**Exercise input:**
☆ ☆ ☆ ☆ ☆ ☆ ☆

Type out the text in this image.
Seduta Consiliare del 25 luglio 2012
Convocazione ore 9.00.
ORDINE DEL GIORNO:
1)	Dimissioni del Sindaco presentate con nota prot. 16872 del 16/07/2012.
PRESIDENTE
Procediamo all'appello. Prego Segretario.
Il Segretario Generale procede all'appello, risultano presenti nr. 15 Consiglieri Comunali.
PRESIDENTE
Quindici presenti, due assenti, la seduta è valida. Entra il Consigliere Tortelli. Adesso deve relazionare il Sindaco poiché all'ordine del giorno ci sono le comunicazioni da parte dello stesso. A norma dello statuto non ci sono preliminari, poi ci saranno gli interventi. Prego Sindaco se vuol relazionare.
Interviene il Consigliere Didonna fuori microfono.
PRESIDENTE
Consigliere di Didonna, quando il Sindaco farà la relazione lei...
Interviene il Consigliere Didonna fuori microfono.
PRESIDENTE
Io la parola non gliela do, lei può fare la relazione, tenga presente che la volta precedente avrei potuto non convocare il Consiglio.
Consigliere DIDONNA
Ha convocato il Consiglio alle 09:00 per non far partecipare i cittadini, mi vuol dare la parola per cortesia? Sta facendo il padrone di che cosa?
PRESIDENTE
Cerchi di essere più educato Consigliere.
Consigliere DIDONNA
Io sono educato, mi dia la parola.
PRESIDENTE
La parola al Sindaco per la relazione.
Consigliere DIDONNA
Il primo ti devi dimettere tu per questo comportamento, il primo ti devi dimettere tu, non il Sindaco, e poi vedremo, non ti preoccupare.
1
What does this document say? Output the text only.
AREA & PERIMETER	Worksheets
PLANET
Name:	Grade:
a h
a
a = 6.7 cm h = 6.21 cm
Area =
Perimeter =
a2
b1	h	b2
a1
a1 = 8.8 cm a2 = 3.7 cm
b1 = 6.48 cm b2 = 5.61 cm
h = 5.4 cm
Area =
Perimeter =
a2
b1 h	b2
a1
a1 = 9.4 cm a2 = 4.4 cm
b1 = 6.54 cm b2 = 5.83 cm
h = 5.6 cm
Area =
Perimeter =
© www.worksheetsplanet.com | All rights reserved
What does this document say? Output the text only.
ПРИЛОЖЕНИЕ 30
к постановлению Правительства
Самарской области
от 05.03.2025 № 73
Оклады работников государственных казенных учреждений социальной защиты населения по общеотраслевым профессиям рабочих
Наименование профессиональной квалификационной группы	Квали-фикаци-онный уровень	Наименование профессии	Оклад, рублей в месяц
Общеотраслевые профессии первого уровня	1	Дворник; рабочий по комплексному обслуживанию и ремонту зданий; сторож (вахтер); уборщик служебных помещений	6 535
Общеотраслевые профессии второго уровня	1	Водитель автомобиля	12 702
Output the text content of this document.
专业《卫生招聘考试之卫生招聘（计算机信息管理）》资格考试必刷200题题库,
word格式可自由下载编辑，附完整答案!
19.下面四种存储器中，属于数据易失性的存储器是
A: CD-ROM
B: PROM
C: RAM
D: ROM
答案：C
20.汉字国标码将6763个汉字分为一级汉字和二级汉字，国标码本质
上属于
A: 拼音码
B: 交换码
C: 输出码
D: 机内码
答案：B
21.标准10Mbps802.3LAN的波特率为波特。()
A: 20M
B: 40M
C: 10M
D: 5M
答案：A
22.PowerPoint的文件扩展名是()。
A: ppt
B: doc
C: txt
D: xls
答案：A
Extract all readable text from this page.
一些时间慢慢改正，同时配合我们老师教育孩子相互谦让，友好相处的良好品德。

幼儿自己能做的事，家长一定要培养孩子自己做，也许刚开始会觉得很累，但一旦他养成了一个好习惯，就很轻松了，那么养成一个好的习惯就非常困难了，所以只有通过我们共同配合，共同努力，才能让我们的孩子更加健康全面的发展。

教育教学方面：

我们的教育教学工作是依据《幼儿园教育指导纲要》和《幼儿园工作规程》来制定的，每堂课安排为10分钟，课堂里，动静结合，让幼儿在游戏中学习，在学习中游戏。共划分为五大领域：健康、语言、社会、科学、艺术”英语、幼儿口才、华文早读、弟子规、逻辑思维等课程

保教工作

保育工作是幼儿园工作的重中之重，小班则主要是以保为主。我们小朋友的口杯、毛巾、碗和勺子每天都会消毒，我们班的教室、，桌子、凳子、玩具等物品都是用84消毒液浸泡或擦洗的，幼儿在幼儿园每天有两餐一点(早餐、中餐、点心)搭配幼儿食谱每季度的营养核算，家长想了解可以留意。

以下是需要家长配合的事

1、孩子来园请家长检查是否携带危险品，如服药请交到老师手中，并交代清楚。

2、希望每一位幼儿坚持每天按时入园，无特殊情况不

☆ ☆ ☆ ☆ ☆ ☆ ☆

Write out all records exactly, keeping every detail.

Type out the text in this image.
Seduta Consiliare del 25 luglio 2012
Convocazione ore 9.00.
ORDINE DEL GIORNO:
1)	Dimissioni del Sindaco presentate con nota prot. 16872 del 16/07/2012.
PRESIDENTE
Procediamo all'appello. Prego Segretario.
Il Segretario Generale procede all'appello, risultano presenti nr. 15 Consiglieri Comunali.
PRESIDENTE
Quindici presenti, due assenti, la seduta è valida. Entra il Consigliere Tortelli. Adesso deve relazionare il Sindaco poiché all'ordine del giorno ci sono le comunicazioni da parte dello stesso. A norma dello statuto non ci sono preliminari, poi ci saranno gli interventi. Prego Sindaco se vuol relazionare.
Interviene il Consigliere Didonna fuori microfono.
PRESIDENTE
Consigliere di Didonna, quando il Sindaco farà la relazione lei...
Interviene il Consigliere Didonna fuori microfono.
PRESIDENTE
Io la parola non gliela do, lei può fare la relazione, tenga presente che la volta precedente avrei potuto non convocare il Consiglio.
Consigliere DIDONNA
Ha convocato il Consiglio alle 09:00 per non far partecipare i cittadini, mi vuol dare la parola per cortesia? Sta facendo il padrone di che cosa?
PRESIDENTE
Cerchi di essere più educato Consigliere.
Consigliere DIDONNA
Io sono educato, mi dia la parola.
PRESIDENTE
La parola al Sindaco per la relazione.
Consigliere DIDONNA
Il primo ti devi dimettere tu per questo comportamento, il primo ti devi dimettere tu, non il Sindaco, e poi vedremo, non ti preoccupare.
1
What does this document say? Output the text only.
AREA & PERIMETER	Worksheets
PLANET
Name:	Grade:
a h
a
a = 6.7 cm h = 6.21 cm
Area =
Perimeter =
a2
b1	h	b2
a1
a1 = 8.8 cm a2 = 3.7 cm
b1 = 6.48 cm b2 = 5.61 cm
h = 5.4 cm
Area =
Perimeter =
a2
b1 h	b2
a1
a1 = 9.4 cm a2 = 4.4 cm
b1 = 6.54 cm b2 = 5.83 cm
h = 5.6 cm
Area =
Perimeter =
© www.worksheetsplanet.com | All rights reserved
What does this document say? Output the text only.
ПРИЛОЖЕНИЕ 30
к постановлению Правительства
Самарской области
от 05.03.2025 № 73
Оклады работников государственных казенных учреждений социальной защиты населения по общеотраслевым профессиям рабочих
Наименование профессиональной квалификационной группы	Квали-фикаци-онный уровень	Наименование профессии	Оклад, рублей в месяц
Общеотраслевые профессии первого уровня	1	Дворник; рабочий по комплексному обслуживанию и ремонту зданий; сторож (вахтер); уборщик служебных помещений	6 535
Общеотраслевые профессии второго уровня	1	Водитель автомобиля	12 702
Output the text content of this document.
专业《卫生招聘考试之卫生招聘（计算机信息管理）》资格考试必刷200题题库,
word格式可自由下载编辑，附完整答案!
19.下面四种存储器中，属于数据易失性的存储器是
A: CD-ROM
B: PROM
C: RAM
D: ROM
答案：C
20.汉字国标码将6763个汉字分为一级汉字和二级汉字，国标码本质
上属于
A: 拼音码
B: 交换码
C: 输出码
D: 机内码
答案：B
21.标准10Mbps802.3LAN的波特率为波特。()
A: 20M
B: 40M
C: 10M
D: 5M
答案：A
22.PowerPoint的文件扩展名是()。
A: ppt
B: doc
C: txt
D: xls
答案：A
Extract all readable text from this page.
一些时间慢慢改正，同时配合我们老师教育孩子相互谦让，友好相处的良好品德。

幼儿自己能做的事，家长一定要培养孩子自己做，也许刚开始会觉得很累，但一旦他养成了一个好习惯，就很轻松了，那么养成一个好的习惯就非常困难了，所以只有通过我们共同配合，共同努力，才能让我们的孩子更加健康全面的发展。

教育教学方面：

我们的教育教学工作是依据《幼儿园教育指导纲要》和《幼儿园工作规程》来制定的，每堂课安排为10分钟，课堂里，动静结合，让幼儿在游戏中学习，在学习中游戏。共划分为五大领域：健康、语言、社会、科学、艺术”英语、幼儿口才、华文早读、弟子规、逻辑思维等课程

保教工作

保育工作是幼儿园工作的重中之重，小班则主要是以保为主。我们小朋友的口杯、毛巾、碗和勺子每天都会消毒，我们班的教室、，桌子、凳子、玩具等物品都是用84消毒液浸泡或擦洗的，幼儿在幼儿园每天有两餐一点(早餐、中餐、点心)搭配幼儿食谱每季度的营养核算，家长想了解可以留意。

以下是需要家长配合的事

1、孩子来园请家长检查是否携带危险品，如服药请交到老师手中，并交代清楚。

2、希望每一位幼儿坚持每天按时入园，无特殊情况不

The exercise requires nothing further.